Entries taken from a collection

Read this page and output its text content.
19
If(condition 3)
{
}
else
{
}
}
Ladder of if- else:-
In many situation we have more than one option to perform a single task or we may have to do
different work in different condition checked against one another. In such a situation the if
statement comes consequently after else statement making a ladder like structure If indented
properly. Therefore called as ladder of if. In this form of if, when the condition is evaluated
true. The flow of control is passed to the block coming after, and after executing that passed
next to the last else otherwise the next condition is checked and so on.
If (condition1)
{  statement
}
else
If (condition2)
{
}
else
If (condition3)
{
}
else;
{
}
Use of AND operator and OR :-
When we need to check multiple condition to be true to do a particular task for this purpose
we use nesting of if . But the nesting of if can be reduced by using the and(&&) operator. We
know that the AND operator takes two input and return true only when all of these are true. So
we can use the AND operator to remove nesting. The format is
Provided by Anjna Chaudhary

Instructions for the task: Word for word, extract all the records.

Output for this task:
Read this page and output its text content.
19
If(condition 3)
{
}
else
{
}
}
Ladder of if- else:-
In many situation we have more than one option to perform a single task or we may have to do
different work in different condition checked against one another. In such a situation the if
statement comes consequently after else statement making a ladder like structure If indented
properly. Therefore called as ladder of if. In this form of if, when the condition is evaluated
true. The flow of control is passed to the block coming after, and after executing that passed
next to the last else otherwise the next condition is checked and so on.
If (condition1)
{  statement
}
else
If (condition2)
{
}
else
If (condition3)
{
}
else;
{
}
Use of AND operator and OR :-
When we need to check multiple condition to be true to do a particular task for this purpose
we use nesting of if . But the nesting of if can be reduced by using the and(&&) operator. We
know that the AND operator takes two input and return true only when all of these are true. So
we can use the AND operator to remove nesting. The format is
Provided by Anjna Chaudhary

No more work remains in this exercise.